### Material for the task
==============================

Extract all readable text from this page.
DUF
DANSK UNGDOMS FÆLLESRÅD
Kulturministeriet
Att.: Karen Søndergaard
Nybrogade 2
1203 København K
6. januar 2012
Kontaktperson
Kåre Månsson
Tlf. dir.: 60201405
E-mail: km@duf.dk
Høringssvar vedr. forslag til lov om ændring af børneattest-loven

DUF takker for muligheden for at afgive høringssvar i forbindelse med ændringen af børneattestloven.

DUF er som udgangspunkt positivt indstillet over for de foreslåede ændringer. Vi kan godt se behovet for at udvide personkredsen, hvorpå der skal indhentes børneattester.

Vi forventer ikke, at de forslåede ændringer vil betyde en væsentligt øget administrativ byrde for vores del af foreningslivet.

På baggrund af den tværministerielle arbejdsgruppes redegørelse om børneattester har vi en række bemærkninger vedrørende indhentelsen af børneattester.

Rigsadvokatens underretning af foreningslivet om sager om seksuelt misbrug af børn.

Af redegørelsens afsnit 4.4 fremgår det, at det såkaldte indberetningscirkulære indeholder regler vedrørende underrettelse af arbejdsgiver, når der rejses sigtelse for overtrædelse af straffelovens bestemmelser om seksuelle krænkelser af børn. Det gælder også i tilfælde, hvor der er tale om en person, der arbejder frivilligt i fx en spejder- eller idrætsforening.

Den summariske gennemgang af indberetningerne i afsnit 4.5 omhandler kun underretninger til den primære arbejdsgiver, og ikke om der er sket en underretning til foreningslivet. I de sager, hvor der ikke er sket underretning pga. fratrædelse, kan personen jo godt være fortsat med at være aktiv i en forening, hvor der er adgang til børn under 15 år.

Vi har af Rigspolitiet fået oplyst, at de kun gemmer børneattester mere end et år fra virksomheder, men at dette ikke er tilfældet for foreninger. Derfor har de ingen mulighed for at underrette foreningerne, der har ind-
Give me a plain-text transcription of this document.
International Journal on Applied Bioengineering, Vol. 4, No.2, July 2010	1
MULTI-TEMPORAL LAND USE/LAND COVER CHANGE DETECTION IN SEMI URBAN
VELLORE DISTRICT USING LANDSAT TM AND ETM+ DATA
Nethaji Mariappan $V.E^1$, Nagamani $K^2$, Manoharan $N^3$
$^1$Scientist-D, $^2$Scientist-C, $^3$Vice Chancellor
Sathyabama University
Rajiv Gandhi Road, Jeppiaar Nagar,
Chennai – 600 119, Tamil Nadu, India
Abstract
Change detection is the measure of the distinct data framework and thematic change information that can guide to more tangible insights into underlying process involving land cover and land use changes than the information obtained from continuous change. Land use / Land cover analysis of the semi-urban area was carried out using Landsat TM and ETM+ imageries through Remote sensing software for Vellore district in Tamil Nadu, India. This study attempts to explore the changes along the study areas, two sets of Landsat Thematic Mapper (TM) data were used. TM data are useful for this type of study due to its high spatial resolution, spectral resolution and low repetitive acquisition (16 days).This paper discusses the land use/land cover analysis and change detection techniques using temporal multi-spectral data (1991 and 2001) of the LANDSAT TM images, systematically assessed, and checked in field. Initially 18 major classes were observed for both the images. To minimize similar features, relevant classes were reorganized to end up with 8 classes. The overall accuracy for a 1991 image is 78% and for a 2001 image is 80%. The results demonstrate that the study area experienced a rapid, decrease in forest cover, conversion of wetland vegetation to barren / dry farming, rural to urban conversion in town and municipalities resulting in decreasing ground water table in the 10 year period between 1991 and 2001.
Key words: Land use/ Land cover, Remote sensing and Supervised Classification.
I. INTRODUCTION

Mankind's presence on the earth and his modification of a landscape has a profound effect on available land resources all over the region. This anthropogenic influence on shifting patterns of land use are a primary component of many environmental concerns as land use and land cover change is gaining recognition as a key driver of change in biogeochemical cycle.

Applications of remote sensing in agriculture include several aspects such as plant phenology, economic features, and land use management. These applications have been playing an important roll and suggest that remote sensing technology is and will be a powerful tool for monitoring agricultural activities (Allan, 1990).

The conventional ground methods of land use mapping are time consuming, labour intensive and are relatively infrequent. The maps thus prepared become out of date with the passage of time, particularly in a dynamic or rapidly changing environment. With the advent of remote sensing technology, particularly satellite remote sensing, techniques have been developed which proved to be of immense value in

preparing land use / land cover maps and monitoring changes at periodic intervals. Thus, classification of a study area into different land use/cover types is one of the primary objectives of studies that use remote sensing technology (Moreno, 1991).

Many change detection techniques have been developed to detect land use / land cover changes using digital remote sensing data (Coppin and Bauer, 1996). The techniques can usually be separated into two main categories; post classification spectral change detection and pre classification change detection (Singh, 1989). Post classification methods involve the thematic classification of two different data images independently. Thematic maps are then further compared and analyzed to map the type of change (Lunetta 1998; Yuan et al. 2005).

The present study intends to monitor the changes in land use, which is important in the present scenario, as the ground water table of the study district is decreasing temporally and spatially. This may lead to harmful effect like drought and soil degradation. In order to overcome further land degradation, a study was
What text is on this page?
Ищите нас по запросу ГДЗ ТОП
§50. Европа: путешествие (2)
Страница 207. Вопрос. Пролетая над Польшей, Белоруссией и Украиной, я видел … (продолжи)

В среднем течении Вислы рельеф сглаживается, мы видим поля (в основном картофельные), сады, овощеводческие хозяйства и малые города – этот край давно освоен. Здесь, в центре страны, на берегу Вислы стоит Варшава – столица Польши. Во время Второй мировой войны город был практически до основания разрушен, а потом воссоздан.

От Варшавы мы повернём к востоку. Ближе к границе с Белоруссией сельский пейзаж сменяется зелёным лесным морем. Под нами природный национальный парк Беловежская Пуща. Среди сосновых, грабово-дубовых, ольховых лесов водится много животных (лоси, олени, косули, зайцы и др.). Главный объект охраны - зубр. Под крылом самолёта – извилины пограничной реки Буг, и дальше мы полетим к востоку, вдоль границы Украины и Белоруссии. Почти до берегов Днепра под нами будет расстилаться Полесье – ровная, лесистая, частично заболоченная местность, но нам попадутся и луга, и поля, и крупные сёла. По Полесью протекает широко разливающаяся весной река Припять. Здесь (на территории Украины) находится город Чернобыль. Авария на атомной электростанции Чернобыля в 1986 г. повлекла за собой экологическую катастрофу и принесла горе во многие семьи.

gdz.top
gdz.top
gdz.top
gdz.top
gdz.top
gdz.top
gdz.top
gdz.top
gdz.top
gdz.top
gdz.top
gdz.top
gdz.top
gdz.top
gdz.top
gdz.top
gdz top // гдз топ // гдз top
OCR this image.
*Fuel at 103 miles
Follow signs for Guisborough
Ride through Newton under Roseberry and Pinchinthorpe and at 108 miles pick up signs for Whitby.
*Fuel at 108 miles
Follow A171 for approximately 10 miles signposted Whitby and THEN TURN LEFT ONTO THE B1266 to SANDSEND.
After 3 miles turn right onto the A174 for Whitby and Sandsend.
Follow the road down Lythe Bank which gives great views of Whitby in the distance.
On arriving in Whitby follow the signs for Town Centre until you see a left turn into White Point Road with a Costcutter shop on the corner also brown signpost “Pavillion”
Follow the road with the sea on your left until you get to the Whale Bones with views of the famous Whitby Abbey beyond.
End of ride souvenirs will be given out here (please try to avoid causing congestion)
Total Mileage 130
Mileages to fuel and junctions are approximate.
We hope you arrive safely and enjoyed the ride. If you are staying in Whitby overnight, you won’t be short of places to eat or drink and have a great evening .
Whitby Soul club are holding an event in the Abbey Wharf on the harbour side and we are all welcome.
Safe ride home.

==============================

### Work required
Write down the full listing again, exactly.

### Final result
Extract all readable text from this page.
DUF
DANSK UNGDOMS FÆLLESRÅD
Kulturministeriet
Att.: Karen Søndergaard
Nybrogade 2
1203 København K
6. januar 2012
Kontaktperson
Kåre Månsson
Tlf. dir.: 60201405
E-mail: km@duf.dk
Høringssvar vedr. forslag til lov om ændring af børneattest-loven

DUF takker for muligheden for at afgive høringssvar i forbindelse med ændringen af børneattestloven.

DUF er som udgangspunkt positivt indstillet over for de foreslåede ændringer. Vi kan godt se behovet for at udvide personkredsen, hvorpå der skal indhentes børneattester.

Vi forventer ikke, at de forslåede ændringer vil betyde en væsentligt øget administrativ byrde for vores del af foreningslivet.

På baggrund af den tværministerielle arbejdsgruppes redegørelse om børneattester har vi en række bemærkninger vedrørende indhentelsen af børneattester.

Rigsadvokatens underretning af foreningslivet om sager om seksuelt misbrug af børn.

Af redegørelsens afsnit 4.4 fremgår det, at det såkaldte indberetningscirkulære indeholder regler vedrørende underrettelse af arbejdsgiver, når der rejses sigtelse for overtrædelse af straffelovens bestemmelser om seksuelle krænkelser af børn. Det gælder også i tilfælde, hvor der er tale om en person, der arbejder frivilligt i fx en spejder- eller idrætsforening.

Den summariske gennemgang af indberetningerne i afsnit 4.5 omhandler kun underretninger til den primære arbejdsgiver, og ikke om der er sket en underretning til foreningslivet. I de sager, hvor der ikke er sket underretning pga. fratrædelse, kan personen jo godt være fortsat med at være aktiv i en forening, hvor der er adgang til børn under 15 år.

Vi har af Rigspolitiet fået oplyst, at de kun gemmer børneattester mere end et år fra virksomheder, men at dette ikke er tilfældet for foreninger. Derfor har de ingen mulighed for at underrette foreningerne, der har ind-
Give me a plain-text transcription of this document.
International Journal on Applied Bioengineering, Vol. 4, No.2, July 2010	1
MULTI-TEMPORAL LAND USE/LAND COVER CHANGE DETECTION IN SEMI URBAN
VELLORE DISTRICT USING LANDSAT TM AND ETM+ DATA
Nethaji Mariappan $V.E^1$, Nagamani $K^2$, Manoharan $N^3$
$^1$Scientist-D, $^2$Scientist-C, $^3$Vice Chancellor
Sathyabama University
Rajiv Gandhi Road, Jeppiaar Nagar,
Chennai – 600 119, Tamil Nadu, India
Abstract
Change detection is the measure of the distinct data framework and thematic change information that can guide to more tangible insights into underlying process involving land cover and land use changes than the information obtained from continuous change. Land use / Land cover analysis of the semi-urban area was carried out using Landsat TM and ETM+ imageries through Remote sensing software for Vellore district in Tamil Nadu, India. This study attempts to explore the changes along the study areas, two sets of Landsat Thematic Mapper (TM) data were used. TM data are useful for this type of study due to its high spatial resolution, spectral resolution and low repetitive acquisition (16 days).This paper discusses the land use/land cover analysis and change detection techniques using temporal multi-spectral data (1991 and 2001) of the LANDSAT TM images, systematically assessed, and checked in field. Initially 18 major classes were observed for both the images. To minimize similar features, relevant classes were reorganized to end up with 8 classes. The overall accuracy for a 1991 image is 78% and for a 2001 image is 80%. The results demonstrate that the study area experienced a rapid, decrease in forest cover, conversion of wetland vegetation to barren / dry farming, rural to urban conversion in town and municipalities resulting in decreasing ground water table in the 10 year period between 1991 and 2001.
Key words: Land use/ Land cover, Remote sensing and Supervised Classification.
I. INTRODUCTION

Mankind's presence on the earth and his modification of a landscape has a profound effect on available land resources all over the region. This anthropogenic influence on shifting patterns of land use are a primary component of many environmental concerns as land use and land cover change is gaining recognition as a key driver of change in biogeochemical cycle.

Applications of remote sensing in agriculture include several aspects such as plant phenology, economic features, and land use management. These applications have been playing an important roll and suggest that remote sensing technology is and will be a powerful tool for monitoring agricultural activities (Allan, 1990).

The conventional ground methods of land use mapping are time consuming, labour intensive and are relatively infrequent. The maps thus prepared become out of date with the passage of time, particularly in a dynamic or rapidly changing environment. With the advent of remote sensing technology, particularly satellite remote sensing, techniques have been developed which proved to be of immense value in

preparing land use / land cover maps and monitoring changes at periodic intervals. Thus, classification of a study area into different land use/cover types is one of the primary objectives of studies that use remote sensing technology (Moreno, 1991).

Many change detection techniques have been developed to detect land use / land cover changes using digital remote sensing data (Coppin and Bauer, 1996). The techniques can usually be separated into two main categories; post classification spectral change detection and pre classification change detection (Singh, 1989). Post classification methods involve the thematic classification of two different data images independently. Thematic maps are then further compared and analyzed to map the type of change (Lunetta 1998; Yuan et al. 2005).

The present study intends to monitor the changes in land use, which is important in the present scenario, as the ground water table of the study district is decreasing temporally and spatially. This may lead to harmful effect like drought and soil degradation. In order to overcome further land degradation, a study was
What text is on this page?
Ищите нас по запросу ГДЗ ТОП
§50. Европа: путешествие (2)
Страница 207. Вопрос. Пролетая над Польшей, Белоруссией и Украиной, я видел … (продолжи)

В среднем течении Вислы рельеф сглаживается, мы видим поля (в основном картофельные), сады, овощеводческие хозяйства и малые города – этот край давно освоен. Здесь, в центре страны, на берегу Вислы стоит Варшава – столица Польши. Во время Второй мировой войны город был практически до основания разрушен, а потом воссоздан.

От Варшавы мы повернём к востоку. Ближе к границе с Белоруссией сельский пейзаж сменяется зелёным лесным морем. Под нами природный национальный парк Беловежская Пуща. Среди сосновых, грабово-дубовых, ольховых лесов водится много животных (лоси, олени, косули, зайцы и др.). Главный объект охраны - зубр. Под крылом самолёта – извилины пограничной реки Буг, и дальше мы полетим к востоку, вдоль границы Украины и Белоруссии. Почти до берегов Днепра под нами будет расстилаться Полесье – ровная, лесистая, частично заболоченная местность, но нам попадутся и луга, и поля, и крупные сёла. По Полесью протекает широко разливающаяся весной река Припять. Здесь (на территории Украины) находится город Чернобыль. Авария на атомной электростанции Чернобыля в 1986 г. повлекла за собой экологическую катастрофу и принесла горе во многие семьи.

gdz.top
gdz.top
gdz.top
gdz.top
gdz.top
gdz.top
gdz.top
gdz.top
gdz.top
gdz.top
gdz.top
gdz.top
gdz.top
gdz.top
gdz.top
gdz.top
gdz top // гдз топ // гдз top
OCR this image.
*Fuel at 103 miles
Follow signs for Guisborough
Ride through Newton under Roseberry and Pinchinthorpe and at 108 miles pick up signs for Whitby.
*Fuel at 108 miles
Follow A171 for approximately 10 miles signposted Whitby and THEN TURN LEFT ONTO THE B1266 to SANDSEND.
After 3 miles turn right onto the A174 for Whitby and Sandsend.
Follow the road down Lythe Bank which gives great views of Whitby in the distance.
On arriving in Whitby follow the signs for Town Centre until you see a left turn into White Point Road with a Costcutter shop on the corner also brown signpost “Pavillion”
Follow the road with the sea on your left until you get to the Whale Bones with views of the famous Whitby Abbey beyond.
End of ride souvenirs will be given out here (please try to avoid causing congestion)
Total Mileage 130
Mileages to fuel and junctions are approximate.
We hope you arrive safely and enjoyed the ride. If you are staying in Whitby overnight, you won’t be short of places to eat or drink and have a great evening .
Whitby Soul club are holding an event in the Abbey Wharf on the harbour side and we are all welcome.
Safe ride home.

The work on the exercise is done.